# Problem
Swap "series-line" for "trend-line" in the lines from the one containing "legend-label: Latgales plānošanas" up to and including the one containing "343, 669, 363]", and return only those lines with nothing else changed.

# Task material
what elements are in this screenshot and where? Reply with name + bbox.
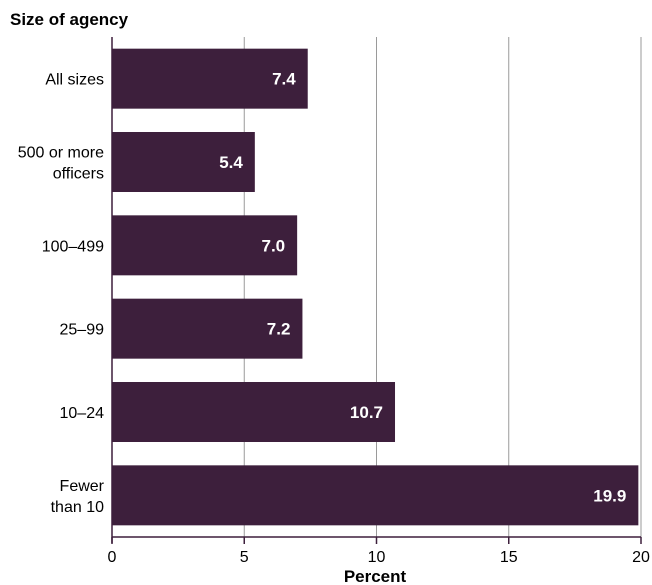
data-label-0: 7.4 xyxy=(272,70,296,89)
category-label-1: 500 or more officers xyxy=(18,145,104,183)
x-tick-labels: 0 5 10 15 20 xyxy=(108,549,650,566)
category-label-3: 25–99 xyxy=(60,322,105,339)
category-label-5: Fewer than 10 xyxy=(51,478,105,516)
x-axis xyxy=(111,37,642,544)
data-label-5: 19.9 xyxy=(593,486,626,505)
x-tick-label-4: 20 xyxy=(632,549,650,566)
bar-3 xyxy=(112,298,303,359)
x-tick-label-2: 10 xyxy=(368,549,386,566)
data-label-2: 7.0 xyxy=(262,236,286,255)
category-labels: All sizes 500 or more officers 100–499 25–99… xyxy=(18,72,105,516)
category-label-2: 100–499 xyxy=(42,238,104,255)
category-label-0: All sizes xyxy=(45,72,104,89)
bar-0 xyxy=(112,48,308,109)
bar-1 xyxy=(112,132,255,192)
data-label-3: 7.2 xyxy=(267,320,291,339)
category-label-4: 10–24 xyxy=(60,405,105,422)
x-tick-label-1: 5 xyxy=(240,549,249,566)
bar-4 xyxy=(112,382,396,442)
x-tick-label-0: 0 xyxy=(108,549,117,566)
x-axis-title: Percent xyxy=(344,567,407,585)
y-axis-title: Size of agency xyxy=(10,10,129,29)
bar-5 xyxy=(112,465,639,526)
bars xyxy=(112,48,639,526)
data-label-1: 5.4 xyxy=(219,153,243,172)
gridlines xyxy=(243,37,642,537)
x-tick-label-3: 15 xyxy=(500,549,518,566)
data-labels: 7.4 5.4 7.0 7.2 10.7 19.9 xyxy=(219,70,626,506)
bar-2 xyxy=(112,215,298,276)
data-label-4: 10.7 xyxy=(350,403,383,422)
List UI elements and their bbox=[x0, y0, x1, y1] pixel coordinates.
...
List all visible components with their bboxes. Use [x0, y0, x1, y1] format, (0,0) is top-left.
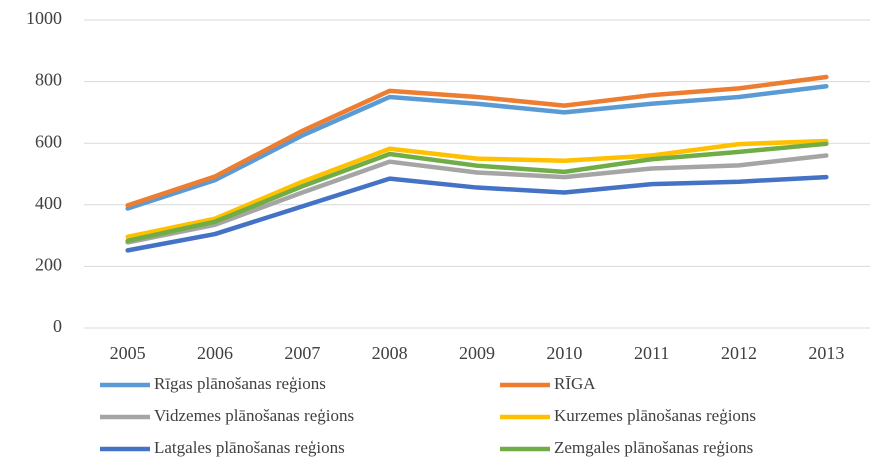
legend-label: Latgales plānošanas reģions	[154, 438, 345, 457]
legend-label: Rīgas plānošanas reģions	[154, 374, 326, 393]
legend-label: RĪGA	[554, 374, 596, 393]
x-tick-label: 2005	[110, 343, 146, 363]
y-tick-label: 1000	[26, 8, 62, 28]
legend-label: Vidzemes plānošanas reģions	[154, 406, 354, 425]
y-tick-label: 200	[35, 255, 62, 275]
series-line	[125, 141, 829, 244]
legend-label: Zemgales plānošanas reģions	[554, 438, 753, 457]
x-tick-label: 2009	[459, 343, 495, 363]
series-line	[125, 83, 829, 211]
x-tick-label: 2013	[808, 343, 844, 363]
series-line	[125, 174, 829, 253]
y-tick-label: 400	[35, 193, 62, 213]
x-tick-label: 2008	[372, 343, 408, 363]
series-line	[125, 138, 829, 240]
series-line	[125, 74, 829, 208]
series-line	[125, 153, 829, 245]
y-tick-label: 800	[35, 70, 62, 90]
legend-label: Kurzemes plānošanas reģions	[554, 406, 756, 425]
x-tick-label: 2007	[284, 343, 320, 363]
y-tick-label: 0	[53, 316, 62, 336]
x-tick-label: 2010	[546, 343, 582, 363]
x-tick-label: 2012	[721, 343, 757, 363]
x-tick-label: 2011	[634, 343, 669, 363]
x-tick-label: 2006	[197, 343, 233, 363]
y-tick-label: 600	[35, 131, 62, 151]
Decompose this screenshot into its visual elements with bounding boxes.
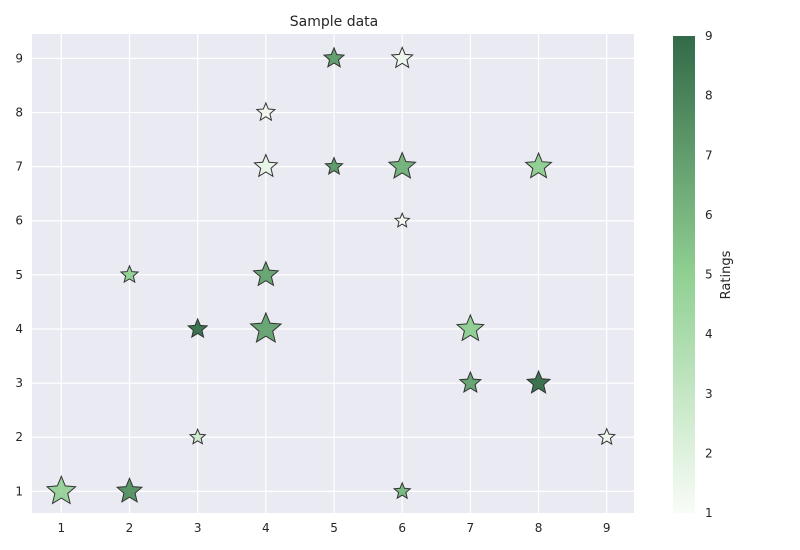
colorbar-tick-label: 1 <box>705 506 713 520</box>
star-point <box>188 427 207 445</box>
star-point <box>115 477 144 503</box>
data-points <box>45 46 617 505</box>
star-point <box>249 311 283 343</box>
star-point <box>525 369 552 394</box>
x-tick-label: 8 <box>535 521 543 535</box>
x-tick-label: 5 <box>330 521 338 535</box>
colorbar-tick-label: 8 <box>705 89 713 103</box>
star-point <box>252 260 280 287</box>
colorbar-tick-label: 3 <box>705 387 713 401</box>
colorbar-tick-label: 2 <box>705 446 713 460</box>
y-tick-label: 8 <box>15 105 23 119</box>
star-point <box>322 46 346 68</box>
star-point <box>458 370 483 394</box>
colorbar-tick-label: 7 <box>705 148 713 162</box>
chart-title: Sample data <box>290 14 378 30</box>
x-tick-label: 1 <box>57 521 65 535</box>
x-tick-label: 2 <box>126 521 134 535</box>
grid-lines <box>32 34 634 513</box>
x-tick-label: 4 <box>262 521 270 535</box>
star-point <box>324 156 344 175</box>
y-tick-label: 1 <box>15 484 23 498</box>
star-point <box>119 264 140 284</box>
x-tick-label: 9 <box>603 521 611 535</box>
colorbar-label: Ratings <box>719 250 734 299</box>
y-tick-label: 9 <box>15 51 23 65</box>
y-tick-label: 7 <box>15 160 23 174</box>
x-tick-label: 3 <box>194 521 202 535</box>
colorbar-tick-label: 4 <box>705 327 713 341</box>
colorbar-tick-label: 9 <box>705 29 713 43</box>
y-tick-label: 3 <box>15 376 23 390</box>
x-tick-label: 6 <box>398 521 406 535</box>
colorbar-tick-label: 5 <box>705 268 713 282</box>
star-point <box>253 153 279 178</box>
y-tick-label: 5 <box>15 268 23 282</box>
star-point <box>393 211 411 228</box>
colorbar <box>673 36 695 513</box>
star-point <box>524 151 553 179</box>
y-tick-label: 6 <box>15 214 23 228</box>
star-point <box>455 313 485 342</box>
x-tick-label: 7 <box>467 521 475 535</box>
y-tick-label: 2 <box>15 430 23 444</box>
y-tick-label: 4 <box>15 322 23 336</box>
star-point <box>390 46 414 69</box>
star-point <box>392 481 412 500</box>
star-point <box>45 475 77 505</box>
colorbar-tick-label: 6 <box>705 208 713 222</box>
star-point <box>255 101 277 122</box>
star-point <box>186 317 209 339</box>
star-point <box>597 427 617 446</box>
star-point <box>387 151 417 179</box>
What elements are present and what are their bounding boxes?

# Task output
legend-label: Latgales plānošanas reģions	[154, 438, 345, 457]
legend-label: Rīgas plānošanas reģions	[154, 374, 326, 393]
legend-label: RĪGA	[554, 374, 596, 393]
x-tick-label: 2005	[110, 343, 146, 363]
y-tick-label: 1000	[26, 8, 62, 28]
legend-label: Vidzemes plānošanas reģions	[154, 406, 354, 425]
y-tick-label: 200	[35, 255, 62, 275]
trend-line	[125, 141, 829, 244]
legend-label: Zemgales plānošanas reģions	[554, 438, 753, 457]
x-tick-label: 2009	[459, 343, 495, 363]
trend-line	[125, 83, 829, 211]
x-tick-label: 2013	[808, 343, 844, 363]
trend-line	[125, 174, 829, 253]
y-tick-label: 400	[35, 193, 62, 213]
x-tick-label: 2008	[372, 343, 408, 363]
trend-line	[125, 138, 829, 240]
trend-line	[125, 74, 829, 208]
trend-line	[125, 153, 829, 245]
y-tick-label: 800	[35, 70, 62, 90]
legend-label: Kurzemes plānošanas reģions	[554, 406, 756, 425]
x-tick-label: 2007	[284, 343, 320, 363]
y-tick-label: 0	[53, 316, 62, 336]
x-tick-label: 2010	[546, 343, 582, 363]
x-tick-label: 2012	[721, 343, 757, 363]
x-tick-label: 2011	[634, 343, 669, 363]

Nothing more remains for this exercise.